### GIVEN PASSAGE
----------
Crow Holdings Closes CRE Fund at an Oversubscribed $2.6B
Certain niche markets targeted; Others point to cold storage and parking garages as high-growth segments.
Crow Holdings, a national real estate investment and development firm, has announced the final closing of Crow Holdings Realty Partners IX, L.P.
Managed by Crow Holdings’ investment management company, Crow Holdings Capital, the fund invests in value-add real estate assets across the US, primarily in industrial and multifamily as well as in specialty sector opportunities.
Fund IX was oversubscribed with approximately $2.3 billion of commitments, above its original hard cap of $2 billion, and received strong support from existing investors and significant participation from new investors including global banks and insurance companies, pension plans, family offices and high net worth individuals.
The fund has also closed on co-investments totaling $265 million in equity capital, resulting in approximately $2.6 billion in total investable equity for the strategy. Fund IX marks the firm’s largest fundraise to-date and is a significant increase from the $1.3 billion of commitments raised for the predecessor fund.
Trust Leads to ‘Oversubscribed’ Funds
Neil Schimmel, CEO, IMG, tells GlobeSt, “For fund managers or sponsors with solid track records, oversubscription seems to be the ‘new normal.’ These fundraises are only successful when you have earned a high level of trust with your investor network.
“Track records have become a critical, deciding factor for investors. They want to know how sponsors shepherded their portfolio through the COVID-19 crisis, or after the impacts of the Great Recession. Was the sponsor transparent and communicative? Have they succeeded in maximizing the return on past investments? Or, did they ‘go dark’ during the market downturn?”
Schimmel said that having a proven track record is critical to receiving continued support from existing investors and to attract new investors to a platform.
Crow Goes for Diversified Value-Add
The Crow Holdings fund focuses on diversified value-add investment and development opportunities in multiple property types across major US markets. These opportunities today are primarily in industrial and multifamily as well as specialty sectors including manufactured housing, convenience and gas, self-storage, and student housing.
----------
### DATA EXTRACTS
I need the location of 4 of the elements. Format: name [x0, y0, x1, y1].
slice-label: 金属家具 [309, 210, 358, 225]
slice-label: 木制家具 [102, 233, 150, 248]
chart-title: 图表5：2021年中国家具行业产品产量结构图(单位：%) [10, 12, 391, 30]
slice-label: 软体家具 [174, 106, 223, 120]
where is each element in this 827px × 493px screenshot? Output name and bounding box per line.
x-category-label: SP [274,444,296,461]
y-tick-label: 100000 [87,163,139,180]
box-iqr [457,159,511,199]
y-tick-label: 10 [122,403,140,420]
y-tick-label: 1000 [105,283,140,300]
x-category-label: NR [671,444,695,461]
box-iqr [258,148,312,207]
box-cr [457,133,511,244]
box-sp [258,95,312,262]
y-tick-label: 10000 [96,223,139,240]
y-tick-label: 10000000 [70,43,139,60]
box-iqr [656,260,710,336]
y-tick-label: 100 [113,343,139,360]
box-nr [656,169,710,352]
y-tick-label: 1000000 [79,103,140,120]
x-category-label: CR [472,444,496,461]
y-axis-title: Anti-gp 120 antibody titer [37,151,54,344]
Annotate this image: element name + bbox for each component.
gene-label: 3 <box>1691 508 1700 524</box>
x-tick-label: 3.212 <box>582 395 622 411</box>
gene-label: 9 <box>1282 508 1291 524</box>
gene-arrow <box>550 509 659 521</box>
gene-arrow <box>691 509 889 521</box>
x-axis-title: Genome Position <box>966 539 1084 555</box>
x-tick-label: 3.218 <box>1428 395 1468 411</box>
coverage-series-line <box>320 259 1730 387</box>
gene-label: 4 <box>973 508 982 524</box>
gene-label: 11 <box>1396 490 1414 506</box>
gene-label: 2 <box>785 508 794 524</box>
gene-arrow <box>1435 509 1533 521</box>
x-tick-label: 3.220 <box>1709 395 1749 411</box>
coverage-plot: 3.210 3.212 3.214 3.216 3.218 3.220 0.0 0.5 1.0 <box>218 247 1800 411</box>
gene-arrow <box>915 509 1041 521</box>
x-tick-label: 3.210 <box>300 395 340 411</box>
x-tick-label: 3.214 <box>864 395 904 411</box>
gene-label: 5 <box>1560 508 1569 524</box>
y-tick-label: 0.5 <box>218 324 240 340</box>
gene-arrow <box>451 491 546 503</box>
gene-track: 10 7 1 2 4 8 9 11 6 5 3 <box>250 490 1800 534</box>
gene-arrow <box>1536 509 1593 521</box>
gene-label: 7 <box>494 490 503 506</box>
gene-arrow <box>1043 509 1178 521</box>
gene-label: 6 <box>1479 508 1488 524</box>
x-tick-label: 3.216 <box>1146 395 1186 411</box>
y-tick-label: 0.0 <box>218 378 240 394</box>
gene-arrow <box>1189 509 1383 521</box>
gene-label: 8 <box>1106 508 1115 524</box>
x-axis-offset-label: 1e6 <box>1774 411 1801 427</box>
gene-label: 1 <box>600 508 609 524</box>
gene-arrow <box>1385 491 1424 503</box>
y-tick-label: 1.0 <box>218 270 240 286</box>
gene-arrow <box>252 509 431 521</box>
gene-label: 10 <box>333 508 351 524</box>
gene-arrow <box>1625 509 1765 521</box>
----------
### EXERCISE
Print the part of the Crow Holdings fund article starting with "Crow Holdings, a" and going on through "net worth individuals.", word for word. The data has nothing to do with what follows.

### RESPONSE
Crow Holdings, a national real estate investment and development firm, has announced the final closing of Crow Holdings Realty Partners IX, L.P.
Managed by Crow Holdings’ investment management company, Crow Holdings Capital, the fund invests in value-add real estate assets across the US, primarily in industrial and multifamily as well as in specialty sector opportunities.
Fund IX was oversubscribed with approximately $2.3 billion of commitments, above its original hard cap of $2 billion, and received strong support from existing investors and significant participation from new investors including global banks and insurance companies, pension plans, family offices and high net worth individuals.